GIVEN EXERCISE:
Please report every line from the material that contains the word "الشركة".

RAW DATA:

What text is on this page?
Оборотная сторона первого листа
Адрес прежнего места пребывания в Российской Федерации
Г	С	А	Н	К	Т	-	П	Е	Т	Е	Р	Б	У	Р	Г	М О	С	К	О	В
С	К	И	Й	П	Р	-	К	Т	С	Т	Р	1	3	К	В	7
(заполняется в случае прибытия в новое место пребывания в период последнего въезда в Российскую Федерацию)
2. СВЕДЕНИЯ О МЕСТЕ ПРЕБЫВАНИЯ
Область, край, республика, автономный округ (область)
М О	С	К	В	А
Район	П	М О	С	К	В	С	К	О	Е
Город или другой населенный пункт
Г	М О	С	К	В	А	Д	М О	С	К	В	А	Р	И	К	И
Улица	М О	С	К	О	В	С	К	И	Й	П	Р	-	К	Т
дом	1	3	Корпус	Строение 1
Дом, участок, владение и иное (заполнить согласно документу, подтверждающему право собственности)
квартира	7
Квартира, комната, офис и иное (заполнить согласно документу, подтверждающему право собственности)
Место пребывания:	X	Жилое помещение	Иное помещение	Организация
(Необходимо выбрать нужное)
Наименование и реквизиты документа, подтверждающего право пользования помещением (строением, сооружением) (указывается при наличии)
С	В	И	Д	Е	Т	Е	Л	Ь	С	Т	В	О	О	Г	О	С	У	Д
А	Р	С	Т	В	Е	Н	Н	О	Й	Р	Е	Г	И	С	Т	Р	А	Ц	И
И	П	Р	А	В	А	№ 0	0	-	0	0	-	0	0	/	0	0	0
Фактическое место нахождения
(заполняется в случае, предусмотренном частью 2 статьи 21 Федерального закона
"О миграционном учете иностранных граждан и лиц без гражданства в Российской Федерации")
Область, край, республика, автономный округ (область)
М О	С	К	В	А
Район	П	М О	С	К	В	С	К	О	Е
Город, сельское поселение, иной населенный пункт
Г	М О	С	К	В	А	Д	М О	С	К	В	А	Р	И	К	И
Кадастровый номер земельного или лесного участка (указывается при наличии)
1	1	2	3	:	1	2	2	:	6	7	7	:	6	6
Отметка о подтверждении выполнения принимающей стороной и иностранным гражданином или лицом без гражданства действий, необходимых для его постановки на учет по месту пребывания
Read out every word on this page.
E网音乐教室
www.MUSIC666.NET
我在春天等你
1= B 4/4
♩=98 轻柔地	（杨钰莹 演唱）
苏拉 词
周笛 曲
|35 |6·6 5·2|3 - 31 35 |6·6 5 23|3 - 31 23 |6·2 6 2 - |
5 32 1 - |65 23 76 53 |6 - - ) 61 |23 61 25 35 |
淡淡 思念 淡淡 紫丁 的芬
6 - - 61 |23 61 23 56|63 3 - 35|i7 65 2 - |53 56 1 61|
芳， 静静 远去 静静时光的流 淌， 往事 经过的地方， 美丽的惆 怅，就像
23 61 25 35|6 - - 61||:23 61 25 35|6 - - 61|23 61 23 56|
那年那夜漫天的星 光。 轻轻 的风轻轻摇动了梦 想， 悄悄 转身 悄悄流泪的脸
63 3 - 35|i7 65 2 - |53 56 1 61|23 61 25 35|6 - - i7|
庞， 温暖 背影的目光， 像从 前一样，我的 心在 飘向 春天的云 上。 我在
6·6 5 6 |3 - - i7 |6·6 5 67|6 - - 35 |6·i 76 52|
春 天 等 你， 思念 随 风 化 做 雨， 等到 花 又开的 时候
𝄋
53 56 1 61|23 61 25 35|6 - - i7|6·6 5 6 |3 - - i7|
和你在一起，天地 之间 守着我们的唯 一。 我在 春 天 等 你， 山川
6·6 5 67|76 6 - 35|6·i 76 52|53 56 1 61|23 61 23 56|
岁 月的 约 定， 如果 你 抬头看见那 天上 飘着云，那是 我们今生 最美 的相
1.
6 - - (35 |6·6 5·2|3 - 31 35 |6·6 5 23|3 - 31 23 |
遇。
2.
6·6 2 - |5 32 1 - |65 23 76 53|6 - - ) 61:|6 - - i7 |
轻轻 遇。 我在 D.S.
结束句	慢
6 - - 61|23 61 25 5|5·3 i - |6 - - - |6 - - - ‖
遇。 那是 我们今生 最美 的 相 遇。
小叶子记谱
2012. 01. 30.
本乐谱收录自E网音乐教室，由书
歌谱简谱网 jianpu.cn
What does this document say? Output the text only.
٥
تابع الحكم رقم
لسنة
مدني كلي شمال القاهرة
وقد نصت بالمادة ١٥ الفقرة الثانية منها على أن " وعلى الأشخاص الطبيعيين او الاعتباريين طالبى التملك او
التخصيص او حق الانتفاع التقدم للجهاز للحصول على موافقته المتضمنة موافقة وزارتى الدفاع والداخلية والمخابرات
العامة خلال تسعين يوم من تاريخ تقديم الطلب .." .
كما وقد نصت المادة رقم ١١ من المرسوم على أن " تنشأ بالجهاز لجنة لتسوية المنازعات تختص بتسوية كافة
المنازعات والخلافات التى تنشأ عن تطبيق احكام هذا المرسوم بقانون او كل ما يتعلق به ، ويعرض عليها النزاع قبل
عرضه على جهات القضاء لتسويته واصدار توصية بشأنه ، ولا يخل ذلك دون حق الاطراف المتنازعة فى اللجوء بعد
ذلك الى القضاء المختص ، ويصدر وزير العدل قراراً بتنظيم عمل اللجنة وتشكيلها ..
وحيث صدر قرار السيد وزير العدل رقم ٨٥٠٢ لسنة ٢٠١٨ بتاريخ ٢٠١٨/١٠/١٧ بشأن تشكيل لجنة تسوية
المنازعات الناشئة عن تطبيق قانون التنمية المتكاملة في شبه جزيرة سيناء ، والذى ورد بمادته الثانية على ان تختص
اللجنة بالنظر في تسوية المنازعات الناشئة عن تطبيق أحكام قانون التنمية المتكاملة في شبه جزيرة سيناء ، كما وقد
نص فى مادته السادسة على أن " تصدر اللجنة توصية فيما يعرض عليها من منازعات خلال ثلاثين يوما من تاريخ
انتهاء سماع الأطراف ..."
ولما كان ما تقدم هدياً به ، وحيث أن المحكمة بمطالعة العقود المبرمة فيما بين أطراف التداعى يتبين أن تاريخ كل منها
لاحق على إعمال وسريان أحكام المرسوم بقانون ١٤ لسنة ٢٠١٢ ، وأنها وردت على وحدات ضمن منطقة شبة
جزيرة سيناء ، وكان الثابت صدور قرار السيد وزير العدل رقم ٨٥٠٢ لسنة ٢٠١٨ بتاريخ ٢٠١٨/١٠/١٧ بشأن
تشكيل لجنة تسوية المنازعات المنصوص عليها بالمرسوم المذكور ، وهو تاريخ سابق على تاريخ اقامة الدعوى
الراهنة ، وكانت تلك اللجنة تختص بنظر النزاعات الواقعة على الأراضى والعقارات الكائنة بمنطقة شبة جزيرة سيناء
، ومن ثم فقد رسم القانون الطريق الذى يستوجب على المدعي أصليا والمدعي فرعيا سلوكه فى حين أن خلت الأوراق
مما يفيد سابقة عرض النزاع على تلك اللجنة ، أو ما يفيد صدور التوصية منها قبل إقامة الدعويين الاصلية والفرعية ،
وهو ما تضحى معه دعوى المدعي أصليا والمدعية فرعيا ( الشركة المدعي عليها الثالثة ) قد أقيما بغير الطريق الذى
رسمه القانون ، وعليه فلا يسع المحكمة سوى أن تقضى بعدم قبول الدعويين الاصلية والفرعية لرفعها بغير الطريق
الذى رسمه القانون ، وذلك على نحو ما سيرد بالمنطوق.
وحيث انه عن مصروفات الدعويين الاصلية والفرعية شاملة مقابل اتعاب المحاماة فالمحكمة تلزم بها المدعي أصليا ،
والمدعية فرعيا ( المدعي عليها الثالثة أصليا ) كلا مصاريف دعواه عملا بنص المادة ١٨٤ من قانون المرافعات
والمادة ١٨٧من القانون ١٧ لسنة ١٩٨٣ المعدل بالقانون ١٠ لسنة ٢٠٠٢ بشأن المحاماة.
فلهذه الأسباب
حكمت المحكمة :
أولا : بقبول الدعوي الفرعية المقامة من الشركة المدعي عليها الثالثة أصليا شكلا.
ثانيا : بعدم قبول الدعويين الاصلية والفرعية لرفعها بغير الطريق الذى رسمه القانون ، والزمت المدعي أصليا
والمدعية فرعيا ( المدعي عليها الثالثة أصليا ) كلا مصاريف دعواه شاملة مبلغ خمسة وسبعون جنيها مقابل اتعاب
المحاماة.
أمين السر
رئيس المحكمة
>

EXPECTED OUTPUT:
وهو ما تضحى معه دعوى المدعي أصليا والمدعية فرعيا ( الشركة المدعي عليها الثالثة ) قد أقيما بغير الطريق الذى
أولا : بقبول الدعوي الفرعية المقامة من الشركة المدعي عليها الثالثة أصليا شكلا.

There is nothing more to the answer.